>> Start Supplied data

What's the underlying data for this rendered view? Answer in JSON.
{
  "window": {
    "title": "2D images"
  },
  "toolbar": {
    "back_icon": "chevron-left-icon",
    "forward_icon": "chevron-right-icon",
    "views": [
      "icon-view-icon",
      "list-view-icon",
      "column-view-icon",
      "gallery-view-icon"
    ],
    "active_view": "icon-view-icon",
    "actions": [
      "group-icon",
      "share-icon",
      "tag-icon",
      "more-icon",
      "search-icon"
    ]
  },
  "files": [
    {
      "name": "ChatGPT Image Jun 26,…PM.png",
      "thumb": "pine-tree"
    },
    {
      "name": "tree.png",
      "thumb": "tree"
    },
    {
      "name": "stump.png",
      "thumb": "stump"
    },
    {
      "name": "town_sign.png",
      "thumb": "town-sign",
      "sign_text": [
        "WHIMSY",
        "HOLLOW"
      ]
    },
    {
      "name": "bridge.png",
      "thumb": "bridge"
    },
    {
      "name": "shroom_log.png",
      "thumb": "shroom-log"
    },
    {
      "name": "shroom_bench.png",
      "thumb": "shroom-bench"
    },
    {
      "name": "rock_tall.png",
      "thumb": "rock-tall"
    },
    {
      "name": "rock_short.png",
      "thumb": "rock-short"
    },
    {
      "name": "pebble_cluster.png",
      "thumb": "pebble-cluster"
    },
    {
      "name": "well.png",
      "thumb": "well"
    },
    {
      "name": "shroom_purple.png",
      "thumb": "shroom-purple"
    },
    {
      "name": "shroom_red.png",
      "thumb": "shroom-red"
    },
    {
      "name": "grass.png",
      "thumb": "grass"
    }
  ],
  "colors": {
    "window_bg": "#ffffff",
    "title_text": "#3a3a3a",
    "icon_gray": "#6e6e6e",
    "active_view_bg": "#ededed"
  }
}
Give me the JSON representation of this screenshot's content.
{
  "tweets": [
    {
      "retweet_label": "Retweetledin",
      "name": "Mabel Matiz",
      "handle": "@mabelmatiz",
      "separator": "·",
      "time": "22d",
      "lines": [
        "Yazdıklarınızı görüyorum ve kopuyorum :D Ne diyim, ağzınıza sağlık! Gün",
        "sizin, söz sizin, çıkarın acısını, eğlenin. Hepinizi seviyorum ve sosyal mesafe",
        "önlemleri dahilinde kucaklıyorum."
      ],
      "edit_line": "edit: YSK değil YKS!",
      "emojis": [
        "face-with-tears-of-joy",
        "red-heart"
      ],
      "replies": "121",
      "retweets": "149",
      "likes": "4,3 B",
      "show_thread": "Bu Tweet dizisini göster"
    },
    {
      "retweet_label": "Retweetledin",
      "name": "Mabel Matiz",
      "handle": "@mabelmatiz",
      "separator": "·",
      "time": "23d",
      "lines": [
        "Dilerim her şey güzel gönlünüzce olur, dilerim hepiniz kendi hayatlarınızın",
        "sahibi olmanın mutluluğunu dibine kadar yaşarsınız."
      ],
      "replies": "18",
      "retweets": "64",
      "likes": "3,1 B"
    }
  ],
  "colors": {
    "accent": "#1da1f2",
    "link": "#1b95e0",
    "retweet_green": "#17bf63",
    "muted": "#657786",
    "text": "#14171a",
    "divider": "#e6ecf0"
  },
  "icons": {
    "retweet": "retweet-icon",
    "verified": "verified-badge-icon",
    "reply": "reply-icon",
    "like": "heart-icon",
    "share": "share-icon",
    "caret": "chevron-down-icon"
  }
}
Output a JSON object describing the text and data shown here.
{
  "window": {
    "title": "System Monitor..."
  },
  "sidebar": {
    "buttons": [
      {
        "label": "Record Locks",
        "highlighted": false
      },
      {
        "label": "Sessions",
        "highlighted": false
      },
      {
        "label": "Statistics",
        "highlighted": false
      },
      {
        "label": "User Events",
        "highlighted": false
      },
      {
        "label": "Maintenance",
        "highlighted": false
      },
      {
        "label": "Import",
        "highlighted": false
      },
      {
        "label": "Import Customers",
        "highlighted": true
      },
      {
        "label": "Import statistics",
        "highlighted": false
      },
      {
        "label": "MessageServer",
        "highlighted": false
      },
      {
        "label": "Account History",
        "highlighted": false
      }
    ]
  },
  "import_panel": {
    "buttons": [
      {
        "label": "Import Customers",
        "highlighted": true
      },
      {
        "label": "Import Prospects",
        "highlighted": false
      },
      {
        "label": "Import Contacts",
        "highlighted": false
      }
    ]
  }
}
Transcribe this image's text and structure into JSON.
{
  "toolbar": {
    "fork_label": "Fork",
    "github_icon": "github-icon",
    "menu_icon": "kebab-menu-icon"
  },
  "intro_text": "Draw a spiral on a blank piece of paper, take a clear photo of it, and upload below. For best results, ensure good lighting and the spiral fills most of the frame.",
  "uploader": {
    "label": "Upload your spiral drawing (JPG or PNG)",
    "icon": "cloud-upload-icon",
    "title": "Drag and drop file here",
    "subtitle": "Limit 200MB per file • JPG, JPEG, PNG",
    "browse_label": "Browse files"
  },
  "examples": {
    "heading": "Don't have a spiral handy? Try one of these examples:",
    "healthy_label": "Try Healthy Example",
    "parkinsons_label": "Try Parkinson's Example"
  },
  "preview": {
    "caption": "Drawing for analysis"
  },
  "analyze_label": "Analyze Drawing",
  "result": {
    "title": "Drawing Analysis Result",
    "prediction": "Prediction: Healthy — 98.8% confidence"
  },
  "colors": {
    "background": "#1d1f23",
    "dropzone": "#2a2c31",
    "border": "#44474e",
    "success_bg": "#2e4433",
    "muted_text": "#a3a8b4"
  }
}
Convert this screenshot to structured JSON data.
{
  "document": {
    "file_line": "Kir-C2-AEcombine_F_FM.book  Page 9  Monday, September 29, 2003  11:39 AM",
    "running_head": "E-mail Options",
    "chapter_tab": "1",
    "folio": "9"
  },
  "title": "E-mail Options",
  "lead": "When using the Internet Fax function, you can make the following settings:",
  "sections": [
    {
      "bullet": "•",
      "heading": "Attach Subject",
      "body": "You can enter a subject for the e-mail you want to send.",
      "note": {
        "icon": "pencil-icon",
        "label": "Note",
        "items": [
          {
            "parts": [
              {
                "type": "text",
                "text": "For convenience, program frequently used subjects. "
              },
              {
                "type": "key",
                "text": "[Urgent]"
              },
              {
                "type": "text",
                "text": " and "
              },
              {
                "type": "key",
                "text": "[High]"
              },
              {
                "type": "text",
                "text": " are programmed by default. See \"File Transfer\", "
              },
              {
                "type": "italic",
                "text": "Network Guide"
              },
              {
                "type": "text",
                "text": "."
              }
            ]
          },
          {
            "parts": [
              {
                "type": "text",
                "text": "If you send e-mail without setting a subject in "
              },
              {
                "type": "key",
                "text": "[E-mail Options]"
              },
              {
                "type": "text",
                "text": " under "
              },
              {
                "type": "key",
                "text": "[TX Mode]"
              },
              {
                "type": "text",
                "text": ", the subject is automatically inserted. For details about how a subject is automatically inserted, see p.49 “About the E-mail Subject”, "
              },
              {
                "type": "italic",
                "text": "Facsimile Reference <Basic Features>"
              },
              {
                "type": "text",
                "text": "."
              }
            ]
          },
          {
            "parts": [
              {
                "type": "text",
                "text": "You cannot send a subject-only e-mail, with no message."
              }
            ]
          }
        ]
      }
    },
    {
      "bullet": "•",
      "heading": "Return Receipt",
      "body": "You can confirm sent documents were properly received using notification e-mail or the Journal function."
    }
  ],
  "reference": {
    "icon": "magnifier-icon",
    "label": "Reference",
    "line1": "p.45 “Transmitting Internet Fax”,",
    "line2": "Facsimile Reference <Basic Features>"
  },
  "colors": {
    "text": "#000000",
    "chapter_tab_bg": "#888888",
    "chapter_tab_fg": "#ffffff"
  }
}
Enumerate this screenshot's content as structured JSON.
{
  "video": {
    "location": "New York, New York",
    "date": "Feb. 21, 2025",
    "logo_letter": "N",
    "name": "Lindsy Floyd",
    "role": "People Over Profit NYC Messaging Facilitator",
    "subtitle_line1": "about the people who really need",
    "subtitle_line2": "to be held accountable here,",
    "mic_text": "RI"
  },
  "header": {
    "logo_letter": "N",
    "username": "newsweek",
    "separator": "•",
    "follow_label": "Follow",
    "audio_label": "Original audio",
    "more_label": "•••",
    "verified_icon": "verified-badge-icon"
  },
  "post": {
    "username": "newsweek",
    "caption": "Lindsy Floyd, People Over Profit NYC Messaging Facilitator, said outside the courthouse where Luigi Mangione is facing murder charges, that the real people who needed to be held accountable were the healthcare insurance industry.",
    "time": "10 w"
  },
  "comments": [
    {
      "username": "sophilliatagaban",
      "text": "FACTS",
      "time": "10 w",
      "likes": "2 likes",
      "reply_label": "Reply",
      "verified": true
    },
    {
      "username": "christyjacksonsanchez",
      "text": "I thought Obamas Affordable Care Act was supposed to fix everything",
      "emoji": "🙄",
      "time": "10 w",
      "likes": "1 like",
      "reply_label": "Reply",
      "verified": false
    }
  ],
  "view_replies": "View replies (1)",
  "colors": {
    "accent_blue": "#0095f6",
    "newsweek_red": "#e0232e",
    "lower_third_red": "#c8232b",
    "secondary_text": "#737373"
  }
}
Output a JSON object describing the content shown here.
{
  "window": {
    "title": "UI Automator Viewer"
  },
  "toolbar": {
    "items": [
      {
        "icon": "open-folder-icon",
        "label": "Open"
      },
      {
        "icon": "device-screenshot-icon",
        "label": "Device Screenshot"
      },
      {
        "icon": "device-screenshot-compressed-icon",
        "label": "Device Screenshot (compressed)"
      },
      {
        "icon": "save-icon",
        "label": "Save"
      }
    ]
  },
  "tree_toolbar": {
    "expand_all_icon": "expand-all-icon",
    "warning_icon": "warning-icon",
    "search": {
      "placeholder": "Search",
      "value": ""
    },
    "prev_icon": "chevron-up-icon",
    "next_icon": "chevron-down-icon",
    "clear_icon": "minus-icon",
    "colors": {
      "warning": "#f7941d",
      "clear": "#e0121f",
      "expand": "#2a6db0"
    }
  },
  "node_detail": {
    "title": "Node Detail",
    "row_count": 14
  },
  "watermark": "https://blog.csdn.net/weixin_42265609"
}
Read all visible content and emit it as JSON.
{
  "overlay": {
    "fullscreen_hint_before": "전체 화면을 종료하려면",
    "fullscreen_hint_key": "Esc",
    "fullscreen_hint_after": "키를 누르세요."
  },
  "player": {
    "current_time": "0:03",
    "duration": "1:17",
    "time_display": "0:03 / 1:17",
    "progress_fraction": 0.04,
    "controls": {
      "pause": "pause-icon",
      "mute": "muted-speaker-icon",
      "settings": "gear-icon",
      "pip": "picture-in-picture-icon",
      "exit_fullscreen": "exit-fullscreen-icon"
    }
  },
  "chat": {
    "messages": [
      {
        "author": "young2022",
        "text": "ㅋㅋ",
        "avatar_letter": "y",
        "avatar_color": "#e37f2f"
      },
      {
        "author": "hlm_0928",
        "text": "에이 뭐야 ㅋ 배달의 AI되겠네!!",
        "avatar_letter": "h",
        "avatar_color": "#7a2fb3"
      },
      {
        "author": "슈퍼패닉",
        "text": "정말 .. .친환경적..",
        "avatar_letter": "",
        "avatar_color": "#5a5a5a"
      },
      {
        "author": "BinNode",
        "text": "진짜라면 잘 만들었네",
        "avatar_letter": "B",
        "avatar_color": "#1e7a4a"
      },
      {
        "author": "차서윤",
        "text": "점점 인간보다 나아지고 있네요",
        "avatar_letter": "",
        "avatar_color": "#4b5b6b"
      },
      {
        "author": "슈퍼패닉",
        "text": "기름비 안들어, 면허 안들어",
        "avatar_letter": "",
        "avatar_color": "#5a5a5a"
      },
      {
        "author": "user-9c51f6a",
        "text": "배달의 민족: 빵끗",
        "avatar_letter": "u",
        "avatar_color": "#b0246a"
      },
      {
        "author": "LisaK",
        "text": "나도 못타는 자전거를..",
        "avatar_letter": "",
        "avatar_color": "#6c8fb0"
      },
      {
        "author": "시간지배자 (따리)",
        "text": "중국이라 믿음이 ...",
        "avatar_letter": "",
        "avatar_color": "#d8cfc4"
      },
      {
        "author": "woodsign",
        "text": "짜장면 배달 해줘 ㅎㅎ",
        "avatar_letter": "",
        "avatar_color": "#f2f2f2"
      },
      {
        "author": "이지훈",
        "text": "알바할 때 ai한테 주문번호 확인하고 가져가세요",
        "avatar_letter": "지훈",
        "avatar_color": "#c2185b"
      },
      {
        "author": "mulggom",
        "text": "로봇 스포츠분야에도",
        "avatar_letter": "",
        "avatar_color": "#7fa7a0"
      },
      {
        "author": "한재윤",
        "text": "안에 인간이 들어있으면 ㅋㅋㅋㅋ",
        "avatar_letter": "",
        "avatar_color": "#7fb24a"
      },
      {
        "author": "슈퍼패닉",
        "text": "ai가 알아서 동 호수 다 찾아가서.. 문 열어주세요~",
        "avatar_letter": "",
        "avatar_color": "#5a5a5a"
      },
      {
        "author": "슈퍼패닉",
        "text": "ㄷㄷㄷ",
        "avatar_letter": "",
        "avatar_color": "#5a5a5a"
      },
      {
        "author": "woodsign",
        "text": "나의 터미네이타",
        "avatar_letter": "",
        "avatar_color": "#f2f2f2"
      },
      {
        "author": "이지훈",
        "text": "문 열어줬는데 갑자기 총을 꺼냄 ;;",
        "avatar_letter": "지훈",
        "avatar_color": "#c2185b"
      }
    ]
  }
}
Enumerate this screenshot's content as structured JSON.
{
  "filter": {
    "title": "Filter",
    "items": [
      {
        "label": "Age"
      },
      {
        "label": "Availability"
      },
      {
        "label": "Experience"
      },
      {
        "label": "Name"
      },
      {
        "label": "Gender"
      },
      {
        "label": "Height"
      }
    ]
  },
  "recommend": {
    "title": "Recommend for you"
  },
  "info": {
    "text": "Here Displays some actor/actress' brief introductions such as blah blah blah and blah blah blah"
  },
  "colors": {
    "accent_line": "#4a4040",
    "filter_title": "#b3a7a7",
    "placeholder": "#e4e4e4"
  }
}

>> End Supplied data

Check each line of the entries above, and show every one holding the word "ffffff".

__The response__:
    "window_bg": "#ffffff",
    "chapter_tab_fg": "#ffffff"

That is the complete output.